▶ [WRITTEN TASK]:
Each line in the entries below that holds the string "attribute" is to be listed.

▶ [MATERIALS PROVIDED]:
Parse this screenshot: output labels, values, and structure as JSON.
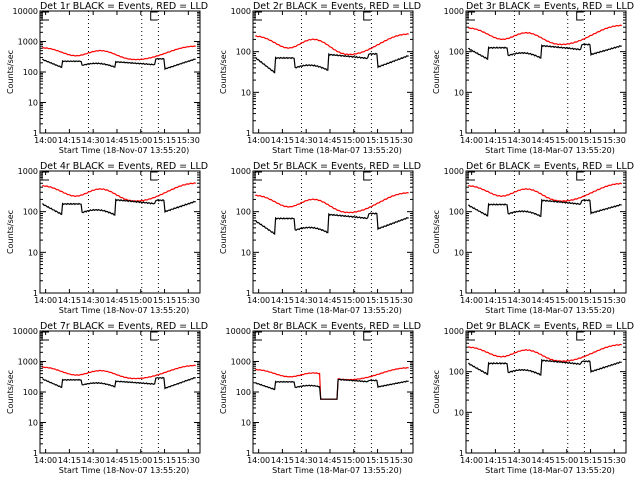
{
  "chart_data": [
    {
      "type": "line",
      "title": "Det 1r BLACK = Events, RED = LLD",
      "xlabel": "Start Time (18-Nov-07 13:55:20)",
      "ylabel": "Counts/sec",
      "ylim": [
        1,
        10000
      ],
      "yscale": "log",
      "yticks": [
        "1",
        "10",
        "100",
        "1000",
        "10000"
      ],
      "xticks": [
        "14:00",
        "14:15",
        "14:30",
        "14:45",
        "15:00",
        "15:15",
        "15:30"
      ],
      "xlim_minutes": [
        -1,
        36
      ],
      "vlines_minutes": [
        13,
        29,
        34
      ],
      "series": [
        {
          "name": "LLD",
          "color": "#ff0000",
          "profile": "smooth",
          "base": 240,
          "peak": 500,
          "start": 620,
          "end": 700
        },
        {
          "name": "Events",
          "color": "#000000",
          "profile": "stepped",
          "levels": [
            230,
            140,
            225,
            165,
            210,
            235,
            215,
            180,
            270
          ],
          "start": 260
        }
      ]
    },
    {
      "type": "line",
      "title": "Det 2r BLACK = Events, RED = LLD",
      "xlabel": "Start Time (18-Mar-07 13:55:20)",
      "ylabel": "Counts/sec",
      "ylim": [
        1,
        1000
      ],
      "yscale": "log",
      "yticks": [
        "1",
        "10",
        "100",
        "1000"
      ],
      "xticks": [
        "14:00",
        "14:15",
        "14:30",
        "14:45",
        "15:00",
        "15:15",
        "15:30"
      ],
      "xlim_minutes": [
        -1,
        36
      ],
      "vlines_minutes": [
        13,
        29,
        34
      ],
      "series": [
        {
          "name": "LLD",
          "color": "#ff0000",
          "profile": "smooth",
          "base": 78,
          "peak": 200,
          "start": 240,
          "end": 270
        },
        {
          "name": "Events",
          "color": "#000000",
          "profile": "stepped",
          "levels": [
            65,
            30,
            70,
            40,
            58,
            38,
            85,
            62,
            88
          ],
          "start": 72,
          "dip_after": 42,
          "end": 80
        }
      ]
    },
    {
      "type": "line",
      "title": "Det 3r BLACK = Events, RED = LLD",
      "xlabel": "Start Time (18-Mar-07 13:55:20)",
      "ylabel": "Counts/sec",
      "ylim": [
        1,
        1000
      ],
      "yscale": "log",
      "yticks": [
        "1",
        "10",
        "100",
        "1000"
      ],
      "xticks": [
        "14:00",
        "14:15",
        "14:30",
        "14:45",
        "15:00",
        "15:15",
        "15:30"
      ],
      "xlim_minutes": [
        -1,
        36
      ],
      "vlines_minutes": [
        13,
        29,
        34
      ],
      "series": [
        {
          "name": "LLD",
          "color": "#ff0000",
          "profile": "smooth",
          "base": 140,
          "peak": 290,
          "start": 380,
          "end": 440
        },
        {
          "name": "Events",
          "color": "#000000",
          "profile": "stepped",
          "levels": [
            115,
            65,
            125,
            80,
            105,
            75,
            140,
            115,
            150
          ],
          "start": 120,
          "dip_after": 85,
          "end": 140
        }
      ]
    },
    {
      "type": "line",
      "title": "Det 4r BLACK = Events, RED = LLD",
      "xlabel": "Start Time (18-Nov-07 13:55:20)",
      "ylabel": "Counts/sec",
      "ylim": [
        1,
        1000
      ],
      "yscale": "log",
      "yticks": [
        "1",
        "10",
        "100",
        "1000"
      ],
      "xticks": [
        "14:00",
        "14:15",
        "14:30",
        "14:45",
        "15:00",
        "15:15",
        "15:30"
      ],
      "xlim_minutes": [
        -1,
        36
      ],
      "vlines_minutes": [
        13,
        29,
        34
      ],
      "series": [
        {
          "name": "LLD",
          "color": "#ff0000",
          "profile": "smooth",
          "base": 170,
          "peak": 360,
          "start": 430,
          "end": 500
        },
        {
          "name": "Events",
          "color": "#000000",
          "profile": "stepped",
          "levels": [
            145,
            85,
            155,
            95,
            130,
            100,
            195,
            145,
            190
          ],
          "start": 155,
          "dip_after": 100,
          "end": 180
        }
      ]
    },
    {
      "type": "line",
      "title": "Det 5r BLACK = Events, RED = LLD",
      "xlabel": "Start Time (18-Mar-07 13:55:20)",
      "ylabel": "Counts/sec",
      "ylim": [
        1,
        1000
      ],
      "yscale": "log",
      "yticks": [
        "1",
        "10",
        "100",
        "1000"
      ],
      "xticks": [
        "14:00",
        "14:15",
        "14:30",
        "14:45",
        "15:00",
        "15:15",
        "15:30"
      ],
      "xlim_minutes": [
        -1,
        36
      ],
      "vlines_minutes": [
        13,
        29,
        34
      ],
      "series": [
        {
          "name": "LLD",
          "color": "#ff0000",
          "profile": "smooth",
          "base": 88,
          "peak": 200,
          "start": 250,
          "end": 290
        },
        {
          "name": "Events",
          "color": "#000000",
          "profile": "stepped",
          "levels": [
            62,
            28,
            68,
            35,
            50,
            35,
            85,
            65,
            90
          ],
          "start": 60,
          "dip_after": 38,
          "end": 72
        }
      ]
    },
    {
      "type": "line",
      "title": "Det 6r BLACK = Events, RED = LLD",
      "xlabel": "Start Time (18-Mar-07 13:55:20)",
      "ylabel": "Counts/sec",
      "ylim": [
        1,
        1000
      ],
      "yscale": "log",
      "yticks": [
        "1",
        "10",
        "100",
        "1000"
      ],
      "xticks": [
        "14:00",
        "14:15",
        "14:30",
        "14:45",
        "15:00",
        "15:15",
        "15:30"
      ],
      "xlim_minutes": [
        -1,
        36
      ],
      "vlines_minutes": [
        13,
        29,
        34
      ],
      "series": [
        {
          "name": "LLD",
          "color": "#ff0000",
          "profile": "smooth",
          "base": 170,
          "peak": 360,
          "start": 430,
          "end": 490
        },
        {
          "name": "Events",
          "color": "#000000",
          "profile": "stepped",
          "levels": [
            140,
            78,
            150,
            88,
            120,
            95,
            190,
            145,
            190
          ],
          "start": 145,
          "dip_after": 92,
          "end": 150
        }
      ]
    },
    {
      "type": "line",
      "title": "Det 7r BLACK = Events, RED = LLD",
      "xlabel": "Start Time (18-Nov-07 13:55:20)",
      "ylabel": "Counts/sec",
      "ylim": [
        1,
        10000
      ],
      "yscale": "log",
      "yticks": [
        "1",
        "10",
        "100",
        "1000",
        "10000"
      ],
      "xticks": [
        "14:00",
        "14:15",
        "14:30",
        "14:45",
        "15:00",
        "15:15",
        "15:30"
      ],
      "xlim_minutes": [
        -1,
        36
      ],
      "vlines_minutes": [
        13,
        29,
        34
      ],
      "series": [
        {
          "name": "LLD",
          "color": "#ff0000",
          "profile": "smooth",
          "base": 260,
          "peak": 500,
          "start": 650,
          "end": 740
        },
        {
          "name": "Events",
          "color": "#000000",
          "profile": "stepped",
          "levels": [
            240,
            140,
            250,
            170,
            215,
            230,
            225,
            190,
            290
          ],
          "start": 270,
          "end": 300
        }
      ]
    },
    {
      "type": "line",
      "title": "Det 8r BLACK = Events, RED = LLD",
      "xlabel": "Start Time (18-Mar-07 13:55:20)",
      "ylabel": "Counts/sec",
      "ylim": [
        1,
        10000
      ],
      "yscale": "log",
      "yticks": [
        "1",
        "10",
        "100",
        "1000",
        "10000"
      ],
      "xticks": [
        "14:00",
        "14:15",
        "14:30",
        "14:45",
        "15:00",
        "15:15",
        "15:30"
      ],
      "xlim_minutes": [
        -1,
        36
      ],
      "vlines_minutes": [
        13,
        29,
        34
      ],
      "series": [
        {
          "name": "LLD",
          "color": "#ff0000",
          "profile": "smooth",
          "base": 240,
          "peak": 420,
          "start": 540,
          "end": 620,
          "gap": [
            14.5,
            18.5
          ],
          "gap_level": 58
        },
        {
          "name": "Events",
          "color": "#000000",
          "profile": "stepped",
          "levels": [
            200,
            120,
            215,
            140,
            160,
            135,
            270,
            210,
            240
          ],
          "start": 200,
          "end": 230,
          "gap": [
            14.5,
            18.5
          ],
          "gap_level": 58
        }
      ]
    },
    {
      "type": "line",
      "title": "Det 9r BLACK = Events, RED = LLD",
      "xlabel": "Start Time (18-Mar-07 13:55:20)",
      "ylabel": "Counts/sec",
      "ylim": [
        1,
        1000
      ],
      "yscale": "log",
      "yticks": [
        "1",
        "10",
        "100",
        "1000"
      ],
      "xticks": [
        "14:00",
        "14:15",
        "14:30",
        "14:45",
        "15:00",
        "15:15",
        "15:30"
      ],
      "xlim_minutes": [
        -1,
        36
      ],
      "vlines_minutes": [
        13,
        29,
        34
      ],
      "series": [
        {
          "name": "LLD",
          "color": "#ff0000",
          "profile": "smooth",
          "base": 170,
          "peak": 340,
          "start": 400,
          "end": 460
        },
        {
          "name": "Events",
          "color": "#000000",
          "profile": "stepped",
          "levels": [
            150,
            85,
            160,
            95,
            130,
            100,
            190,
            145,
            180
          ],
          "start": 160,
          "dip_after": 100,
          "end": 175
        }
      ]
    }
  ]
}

==

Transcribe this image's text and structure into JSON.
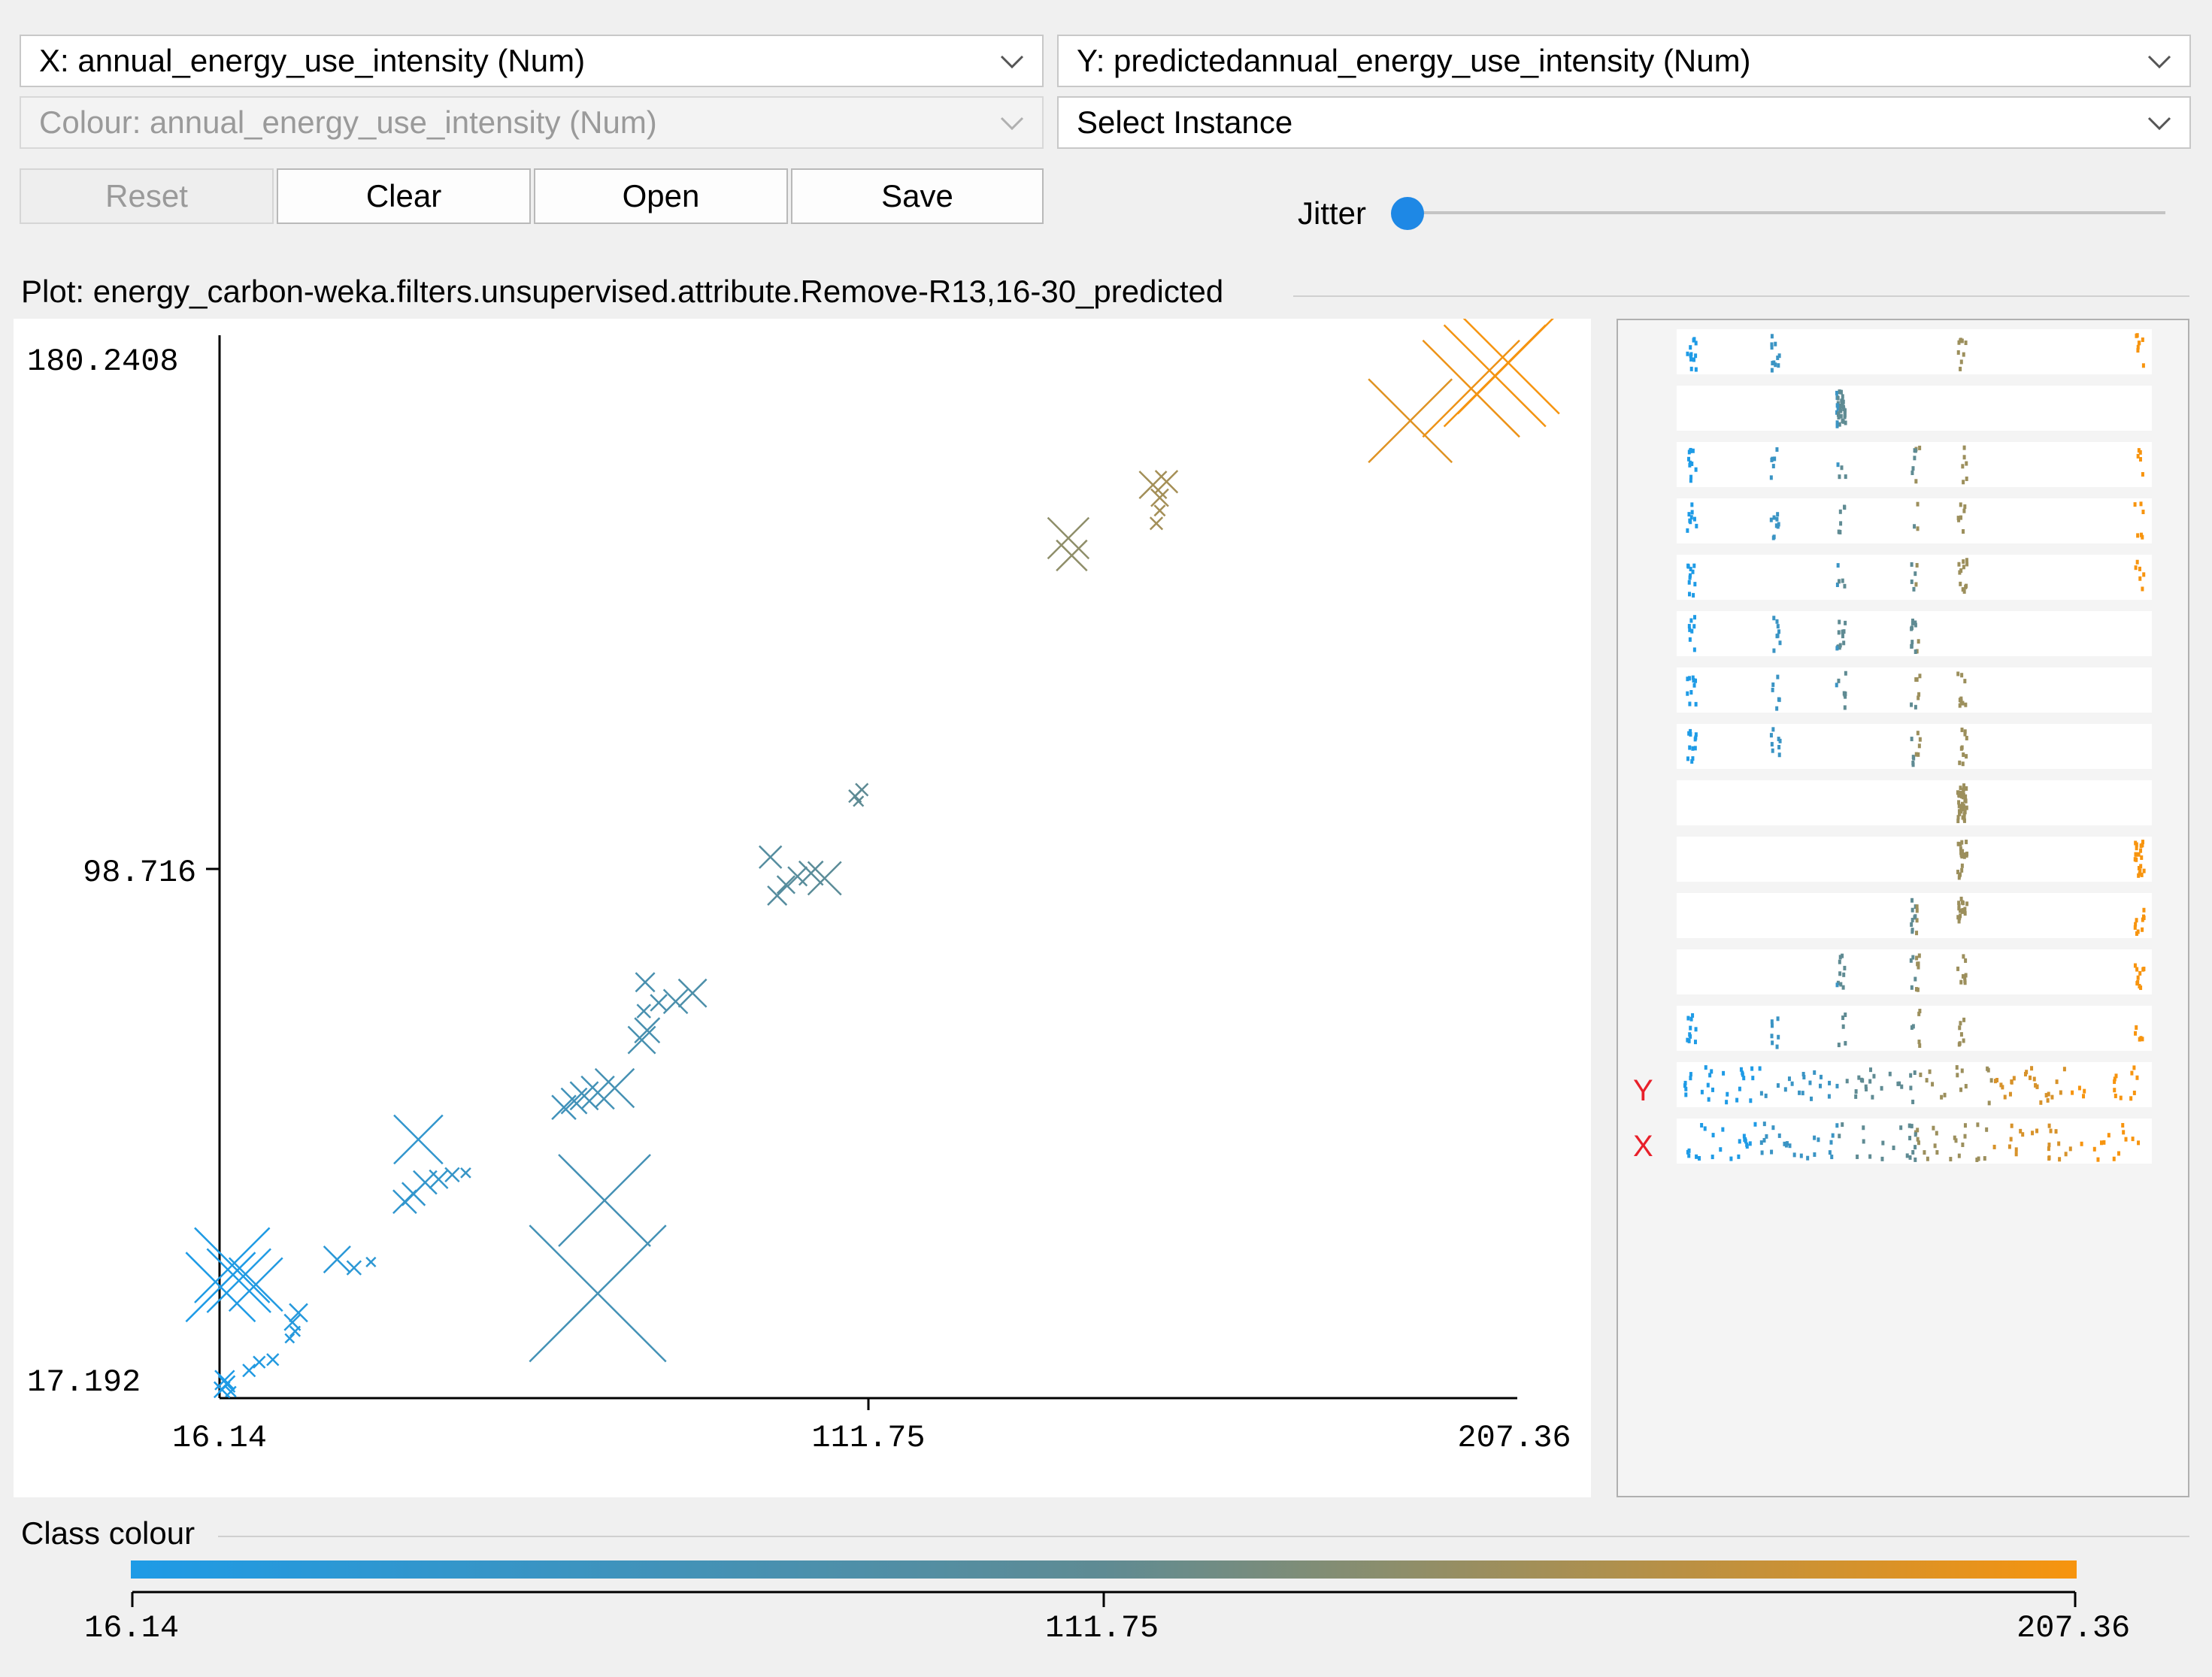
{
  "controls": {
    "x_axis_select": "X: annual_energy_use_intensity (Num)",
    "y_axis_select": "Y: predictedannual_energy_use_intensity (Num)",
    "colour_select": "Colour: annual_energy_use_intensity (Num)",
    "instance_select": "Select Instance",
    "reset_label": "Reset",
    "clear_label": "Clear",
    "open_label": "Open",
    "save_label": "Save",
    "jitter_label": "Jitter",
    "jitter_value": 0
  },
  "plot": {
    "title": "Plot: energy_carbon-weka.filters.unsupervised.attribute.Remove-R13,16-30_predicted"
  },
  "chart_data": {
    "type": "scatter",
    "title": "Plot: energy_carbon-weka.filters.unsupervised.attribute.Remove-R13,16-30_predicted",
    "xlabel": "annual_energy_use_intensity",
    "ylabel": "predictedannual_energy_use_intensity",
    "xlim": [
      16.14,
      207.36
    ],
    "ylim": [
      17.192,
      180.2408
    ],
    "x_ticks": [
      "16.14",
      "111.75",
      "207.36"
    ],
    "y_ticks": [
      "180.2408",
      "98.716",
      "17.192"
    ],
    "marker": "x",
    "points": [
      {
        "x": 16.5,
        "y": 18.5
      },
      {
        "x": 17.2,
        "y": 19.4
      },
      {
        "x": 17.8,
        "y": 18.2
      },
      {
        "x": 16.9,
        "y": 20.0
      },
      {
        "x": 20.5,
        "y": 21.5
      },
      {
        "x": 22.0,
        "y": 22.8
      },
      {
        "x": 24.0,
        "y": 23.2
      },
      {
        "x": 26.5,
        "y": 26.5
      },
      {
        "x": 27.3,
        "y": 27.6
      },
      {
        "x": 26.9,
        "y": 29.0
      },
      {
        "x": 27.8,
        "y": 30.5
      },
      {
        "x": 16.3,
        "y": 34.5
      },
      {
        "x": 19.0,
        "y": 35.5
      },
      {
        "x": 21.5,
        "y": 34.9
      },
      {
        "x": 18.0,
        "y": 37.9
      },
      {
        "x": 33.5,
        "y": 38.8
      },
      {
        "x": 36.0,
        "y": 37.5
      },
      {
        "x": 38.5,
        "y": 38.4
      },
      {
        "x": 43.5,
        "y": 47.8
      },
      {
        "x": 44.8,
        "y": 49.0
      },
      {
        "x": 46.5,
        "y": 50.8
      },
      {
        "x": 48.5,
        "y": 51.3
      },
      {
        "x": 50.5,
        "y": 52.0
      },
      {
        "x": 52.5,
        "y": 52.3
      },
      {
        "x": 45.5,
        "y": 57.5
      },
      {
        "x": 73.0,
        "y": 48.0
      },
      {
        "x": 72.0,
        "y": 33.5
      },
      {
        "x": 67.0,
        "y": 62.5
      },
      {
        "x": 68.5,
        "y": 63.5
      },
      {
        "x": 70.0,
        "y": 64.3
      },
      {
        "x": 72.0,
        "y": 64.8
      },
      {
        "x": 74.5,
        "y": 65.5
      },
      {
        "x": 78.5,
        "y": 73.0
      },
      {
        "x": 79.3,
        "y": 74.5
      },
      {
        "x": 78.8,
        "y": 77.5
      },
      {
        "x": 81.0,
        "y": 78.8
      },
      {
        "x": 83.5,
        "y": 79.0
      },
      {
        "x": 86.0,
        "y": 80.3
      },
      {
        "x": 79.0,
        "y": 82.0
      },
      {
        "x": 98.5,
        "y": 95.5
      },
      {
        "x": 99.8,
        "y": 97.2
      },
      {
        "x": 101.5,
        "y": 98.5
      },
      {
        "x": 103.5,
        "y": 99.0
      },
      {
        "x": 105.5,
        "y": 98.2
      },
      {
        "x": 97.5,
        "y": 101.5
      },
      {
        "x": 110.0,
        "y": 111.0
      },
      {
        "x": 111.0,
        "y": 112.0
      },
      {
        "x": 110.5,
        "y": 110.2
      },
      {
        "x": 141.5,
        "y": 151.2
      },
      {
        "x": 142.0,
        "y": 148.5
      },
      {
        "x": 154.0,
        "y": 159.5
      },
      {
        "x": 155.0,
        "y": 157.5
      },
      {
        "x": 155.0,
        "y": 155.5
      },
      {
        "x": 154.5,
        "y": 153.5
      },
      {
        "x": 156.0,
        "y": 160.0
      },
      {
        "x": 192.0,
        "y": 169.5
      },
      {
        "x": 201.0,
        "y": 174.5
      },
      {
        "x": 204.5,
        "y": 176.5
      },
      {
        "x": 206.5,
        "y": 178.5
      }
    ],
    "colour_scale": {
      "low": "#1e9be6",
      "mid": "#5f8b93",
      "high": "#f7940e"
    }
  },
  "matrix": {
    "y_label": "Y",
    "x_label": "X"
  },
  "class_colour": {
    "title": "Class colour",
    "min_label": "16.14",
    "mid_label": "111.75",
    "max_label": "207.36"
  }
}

▶ [RESPONSE TO THE TASK]:
    "title": "Plot: energy_carbon-weka.filters.unsupervised.attribute.Remove-R13,16-30_predicted"
    "title": "Plot: energy_carbon-weka.filters.unsupervised.attribute.Remove-R13,16-30_predicted",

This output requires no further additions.